Stored entries:

------

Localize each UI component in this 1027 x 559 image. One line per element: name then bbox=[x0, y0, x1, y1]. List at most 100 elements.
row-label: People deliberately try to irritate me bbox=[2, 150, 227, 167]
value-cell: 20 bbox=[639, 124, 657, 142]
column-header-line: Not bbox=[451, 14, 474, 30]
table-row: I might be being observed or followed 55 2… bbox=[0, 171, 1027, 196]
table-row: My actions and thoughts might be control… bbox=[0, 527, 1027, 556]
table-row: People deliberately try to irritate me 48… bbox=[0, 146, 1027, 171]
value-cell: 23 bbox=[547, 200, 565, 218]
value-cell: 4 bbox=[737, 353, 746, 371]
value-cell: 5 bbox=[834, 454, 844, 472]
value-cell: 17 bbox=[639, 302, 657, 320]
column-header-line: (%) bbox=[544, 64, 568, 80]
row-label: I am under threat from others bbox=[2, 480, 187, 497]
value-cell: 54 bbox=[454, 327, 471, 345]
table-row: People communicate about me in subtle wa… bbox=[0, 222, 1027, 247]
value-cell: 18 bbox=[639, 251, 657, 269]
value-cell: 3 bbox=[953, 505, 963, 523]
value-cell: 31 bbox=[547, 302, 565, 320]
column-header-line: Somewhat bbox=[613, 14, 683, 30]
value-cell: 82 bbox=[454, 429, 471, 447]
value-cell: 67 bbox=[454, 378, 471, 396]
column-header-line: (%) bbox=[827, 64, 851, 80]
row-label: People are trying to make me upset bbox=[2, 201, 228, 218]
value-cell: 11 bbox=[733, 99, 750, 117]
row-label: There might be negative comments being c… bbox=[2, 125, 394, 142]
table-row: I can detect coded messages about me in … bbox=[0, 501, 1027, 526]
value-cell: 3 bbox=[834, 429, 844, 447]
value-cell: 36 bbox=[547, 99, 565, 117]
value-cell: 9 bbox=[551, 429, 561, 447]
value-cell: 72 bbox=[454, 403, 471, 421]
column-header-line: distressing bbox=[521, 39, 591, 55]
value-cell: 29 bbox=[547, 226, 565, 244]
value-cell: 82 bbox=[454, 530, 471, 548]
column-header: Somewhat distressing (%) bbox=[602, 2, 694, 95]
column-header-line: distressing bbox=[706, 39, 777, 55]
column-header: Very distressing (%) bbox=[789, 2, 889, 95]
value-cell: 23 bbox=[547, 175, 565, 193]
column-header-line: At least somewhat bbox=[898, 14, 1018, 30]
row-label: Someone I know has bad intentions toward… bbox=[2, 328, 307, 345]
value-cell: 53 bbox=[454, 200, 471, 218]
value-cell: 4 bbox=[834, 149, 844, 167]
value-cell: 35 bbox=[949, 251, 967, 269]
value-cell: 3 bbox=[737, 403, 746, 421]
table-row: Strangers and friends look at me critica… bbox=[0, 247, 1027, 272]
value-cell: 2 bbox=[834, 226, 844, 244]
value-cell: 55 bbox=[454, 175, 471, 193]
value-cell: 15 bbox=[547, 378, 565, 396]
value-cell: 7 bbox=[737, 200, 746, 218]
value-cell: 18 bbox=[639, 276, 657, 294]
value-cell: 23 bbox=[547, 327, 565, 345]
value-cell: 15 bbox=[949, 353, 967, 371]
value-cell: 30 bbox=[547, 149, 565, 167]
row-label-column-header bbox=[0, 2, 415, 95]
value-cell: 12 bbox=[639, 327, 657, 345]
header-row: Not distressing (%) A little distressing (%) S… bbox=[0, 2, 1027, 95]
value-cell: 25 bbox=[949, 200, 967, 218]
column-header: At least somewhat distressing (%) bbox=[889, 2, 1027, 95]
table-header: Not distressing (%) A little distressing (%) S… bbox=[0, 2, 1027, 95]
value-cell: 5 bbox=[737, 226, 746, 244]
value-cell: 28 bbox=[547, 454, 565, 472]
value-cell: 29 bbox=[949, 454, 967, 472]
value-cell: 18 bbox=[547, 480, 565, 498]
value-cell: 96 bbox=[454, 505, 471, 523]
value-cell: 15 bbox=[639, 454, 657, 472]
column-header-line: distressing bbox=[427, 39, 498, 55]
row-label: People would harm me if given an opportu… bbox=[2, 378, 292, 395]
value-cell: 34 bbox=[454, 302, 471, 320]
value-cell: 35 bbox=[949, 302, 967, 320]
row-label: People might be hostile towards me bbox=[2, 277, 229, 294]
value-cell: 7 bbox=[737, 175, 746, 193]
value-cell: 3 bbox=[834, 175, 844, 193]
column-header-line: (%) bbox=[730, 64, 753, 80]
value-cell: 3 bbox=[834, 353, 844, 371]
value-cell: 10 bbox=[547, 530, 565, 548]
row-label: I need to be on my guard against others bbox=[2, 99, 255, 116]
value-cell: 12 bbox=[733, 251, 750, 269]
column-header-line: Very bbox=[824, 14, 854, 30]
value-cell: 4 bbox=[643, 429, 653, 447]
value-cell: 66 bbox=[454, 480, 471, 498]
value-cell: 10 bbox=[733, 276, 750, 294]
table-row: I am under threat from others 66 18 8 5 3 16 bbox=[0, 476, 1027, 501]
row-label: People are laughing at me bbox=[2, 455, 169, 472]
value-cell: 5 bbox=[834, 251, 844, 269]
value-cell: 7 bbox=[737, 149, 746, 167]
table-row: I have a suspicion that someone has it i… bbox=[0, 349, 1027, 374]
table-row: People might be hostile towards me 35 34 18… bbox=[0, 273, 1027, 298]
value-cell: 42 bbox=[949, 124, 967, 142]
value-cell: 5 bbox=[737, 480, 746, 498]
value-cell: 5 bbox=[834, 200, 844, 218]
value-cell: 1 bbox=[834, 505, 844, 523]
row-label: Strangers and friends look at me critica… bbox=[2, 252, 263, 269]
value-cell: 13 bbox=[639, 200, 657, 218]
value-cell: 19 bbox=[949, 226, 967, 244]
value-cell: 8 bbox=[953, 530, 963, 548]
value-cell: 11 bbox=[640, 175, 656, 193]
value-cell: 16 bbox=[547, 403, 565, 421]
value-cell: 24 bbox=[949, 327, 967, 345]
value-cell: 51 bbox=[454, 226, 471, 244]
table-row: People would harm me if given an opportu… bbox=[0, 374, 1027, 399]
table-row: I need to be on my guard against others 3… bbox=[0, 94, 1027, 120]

------

Return all of the stored entries above, reproducing each line word for word with no changes.

• FINISHED ANSWER:
Localize each UI component in this 1027 x 559 image. One line per element: name then bbox=[x0, y0, x1, y1]. List at most 100 elements.
row-label: People deliberately try to irritate me bbox=[2, 150, 227, 167]
value-cell: 20 bbox=[639, 124, 657, 142]
column-header-line: Not bbox=[451, 14, 474, 30]
table-row: I might be being observed or followed 55 2… bbox=[0, 171, 1027, 196]
table-row: My actions and thoughts might be control… bbox=[0, 527, 1027, 556]
table-row: People deliberately try to irritate me 48… bbox=[0, 146, 1027, 171]
value-cell: 23 bbox=[547, 200, 565, 218]
value-cell: 4 bbox=[737, 353, 746, 371]
value-cell: 5 bbox=[834, 454, 844, 472]
value-cell: 17 bbox=[639, 302, 657, 320]
column-header-line: (%) bbox=[544, 64, 568, 80]
row-label: I am under threat from others bbox=[2, 480, 187, 497]
value-cell: 54 bbox=[454, 327, 471, 345]
table-row: People communicate about me in subtle wa… bbox=[0, 222, 1027, 247]
value-cell: 18 bbox=[639, 251, 657, 269]
value-cell: 3 bbox=[953, 505, 963, 523]
value-cell: 31 bbox=[547, 302, 565, 320]
column-header-line: Somewhat bbox=[613, 14, 683, 30]
value-cell: 82 bbox=[454, 429, 471, 447]
value-cell: 67 bbox=[454, 378, 471, 396]
column-header-line: (%) bbox=[827, 64, 851, 80]
row-label: People are trying to make me upset bbox=[2, 201, 228, 218]
value-cell: 11 bbox=[733, 99, 750, 117]
row-label: There might be negative comments being c… bbox=[2, 125, 394, 142]
table-row: I can detect coded messages about me in … bbox=[0, 501, 1027, 526]
value-cell: 3 bbox=[834, 429, 844, 447]
value-cell: 36 bbox=[547, 99, 565, 117]
value-cell: 9 bbox=[551, 429, 561, 447]
value-cell: 72 bbox=[454, 403, 471, 421]
column-header-line: distressing bbox=[521, 39, 591, 55]
value-cell: 29 bbox=[547, 226, 565, 244]
value-cell: 82 bbox=[454, 530, 471, 548]
column-header: Somewhat distressing (%) bbox=[602, 2, 694, 95]
column-header-line: distressing bbox=[706, 39, 777, 55]
column-header: Very distressing (%) bbox=[789, 2, 889, 95]
value-cell: 23 bbox=[547, 175, 565, 193]
column-header-line: At least somewhat bbox=[898, 14, 1018, 30]
row-label: Someone I know has bad intentions toward… bbox=[2, 328, 307, 345]
value-cell: 53 bbox=[454, 200, 471, 218]
value-cell: 4 bbox=[834, 149, 844, 167]
value-cell: 35 bbox=[949, 251, 967, 269]
value-cell: 3 bbox=[737, 403, 746, 421]
table-row: Strangers and friends look at me critica… bbox=[0, 247, 1027, 272]
value-cell: 2 bbox=[834, 226, 844, 244]
value-cell: 55 bbox=[454, 175, 471, 193]
value-cell: 15 bbox=[547, 378, 565, 396]
value-cell: 7 bbox=[737, 200, 746, 218]
value-cell: 18 bbox=[639, 276, 657, 294]
value-cell: 23 bbox=[547, 327, 565, 345]
value-cell: 15 bbox=[949, 353, 967, 371]
value-cell: 30 bbox=[547, 149, 565, 167]
row-label-column-header bbox=[0, 2, 415, 95]
value-cell: 12 bbox=[639, 327, 657, 345]
header-row: Not distressing (%) A little distressing (%) S… bbox=[0, 2, 1027, 95]
value-cell: 25 bbox=[949, 200, 967, 218]
column-header: At least somewhat distressing (%) bbox=[889, 2, 1027, 95]
table-header: Not distressing (%) A little distressing (%) S… bbox=[0, 2, 1027, 95]
value-cell: 5 bbox=[737, 226, 746, 244]
value-cell: 28 bbox=[547, 454, 565, 472]
value-cell: 29 bbox=[949, 454, 967, 472]
value-cell: 18 bbox=[547, 480, 565, 498]
value-cell: 96 bbox=[454, 505, 471, 523]
value-cell: 15 bbox=[639, 454, 657, 472]
column-header-line: distressing bbox=[427, 39, 498, 55]
row-label: People would harm me if given an opportu… bbox=[2, 378, 292, 395]
value-cell: 34 bbox=[454, 302, 471, 320]
value-cell: 35 bbox=[949, 302, 967, 320]
row-label: People might be hostile towards me bbox=[2, 277, 229, 294]
value-cell: 7 bbox=[737, 175, 746, 193]
value-cell: 3 bbox=[834, 175, 844, 193]
column-header-line: (%) bbox=[730, 64, 753, 80]
value-cell: 3 bbox=[834, 353, 844, 371]
value-cell: 10 bbox=[547, 530, 565, 548]
row-label: I need to be on my guard against others bbox=[2, 99, 255, 116]
value-cell: 12 bbox=[733, 251, 750, 269]
column-header-line: Very bbox=[824, 14, 854, 30]
value-cell: 4 bbox=[643, 429, 653, 447]
value-cell: 66 bbox=[454, 480, 471, 498]
value-cell: 10 bbox=[733, 276, 750, 294]
table-row: I am under threat from others 66 18 8 5 3 16 bbox=[0, 476, 1027, 501]
row-label: People are laughing at me bbox=[2, 455, 169, 472]
value-cell: 5 bbox=[834, 251, 844, 269]
value-cell: 7 bbox=[737, 149, 746, 167]
table-row: I have a suspicion that someone has it i… bbox=[0, 349, 1027, 374]
table-row: People might be hostile towards me 35 34 18… bbox=[0, 273, 1027, 298]
value-cell: 42 bbox=[949, 124, 967, 142]
value-cell: 5 bbox=[737, 480, 746, 498]
value-cell: 5 bbox=[834, 200, 844, 218]
value-cell: 1 bbox=[834, 505, 844, 523]
row-label: Strangers and friends look at me critica… bbox=[2, 252, 263, 269]
value-cell: 13 bbox=[639, 200, 657, 218]
value-cell: 19 bbox=[949, 226, 967, 244]
value-cell: 8 bbox=[953, 530, 963, 548]
value-cell: 11 bbox=[640, 175, 656, 193]
value-cell: 16 bbox=[547, 403, 565, 421]
value-cell: 24 bbox=[949, 327, 967, 345]
value-cell: 51 bbox=[454, 226, 471, 244]
table-row: People would harm me if given an opportu… bbox=[0, 374, 1027, 399]
table-row: I need to be on my guard against others 3… bbox=[0, 94, 1027, 120]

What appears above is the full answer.